• _What is expected_
Extract every entry word for word.

• _Stored rows_
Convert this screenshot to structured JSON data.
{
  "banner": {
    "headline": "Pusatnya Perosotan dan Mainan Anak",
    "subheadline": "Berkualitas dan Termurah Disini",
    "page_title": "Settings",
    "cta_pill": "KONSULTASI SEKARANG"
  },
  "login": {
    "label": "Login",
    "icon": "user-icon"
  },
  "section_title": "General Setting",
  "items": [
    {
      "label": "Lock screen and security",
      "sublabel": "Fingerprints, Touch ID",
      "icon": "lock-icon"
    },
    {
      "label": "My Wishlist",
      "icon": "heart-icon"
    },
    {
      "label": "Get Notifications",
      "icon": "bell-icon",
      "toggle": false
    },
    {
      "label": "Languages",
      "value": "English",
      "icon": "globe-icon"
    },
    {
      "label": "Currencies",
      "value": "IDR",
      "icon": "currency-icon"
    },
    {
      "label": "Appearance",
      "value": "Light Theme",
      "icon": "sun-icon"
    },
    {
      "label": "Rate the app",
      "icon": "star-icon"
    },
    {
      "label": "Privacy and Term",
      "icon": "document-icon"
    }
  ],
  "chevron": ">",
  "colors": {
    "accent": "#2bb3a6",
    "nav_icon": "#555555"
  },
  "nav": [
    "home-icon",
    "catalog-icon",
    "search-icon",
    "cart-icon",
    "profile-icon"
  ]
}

• _Solution to the exercise_
Convert this screenshot to structured JSON data.
{
  "banner": {
    "headline": "Pusatnya Perosotan dan Mainan Anak",
    "subheadline": "Berkualitas dan Termurah Disini",
    "page_title": "Settings",
    "cta_pill": "KONSULTASI SEKARANG"
  },
  "login": {
    "label": "Login",
    "icon": "user-icon"
  },
  "section_title": "General Setting",
  "items": [
    {
      "label": "Lock screen and security",
      "sublabel": "Fingerprints, Touch ID",
      "icon": "lock-icon"
    },
    {
      "label": "My Wishlist",
      "icon": "heart-icon"
    },
    {
      "label": "Get Notifications",
      "icon": "bell-icon",
      "toggle": false
    },
    {
      "label": "Languages",
      "value": "English",
      "icon": "globe-icon"
    },
    {
      "label": "Currencies",
      "value": "IDR",
      "icon": "currency-icon"
    },
    {
      "label": "Appearance",
      "value": "Light Theme",
      "icon": "sun-icon"
    },
    {
      "label": "Rate the app",
      "icon": "star-icon"
    },
    {
      "label": "Privacy and Term",
      "icon": "document-icon"
    }
  ],
  "chevron": ">",
  "colors": {
    "accent": "#2bb3a6",
    "nav_icon": "#555555"
  },
  "nav": [
    "home-icon",
    "catalog-icon",
    "search-icon",
    "cart-icon",
    "profile-icon"
  ]
}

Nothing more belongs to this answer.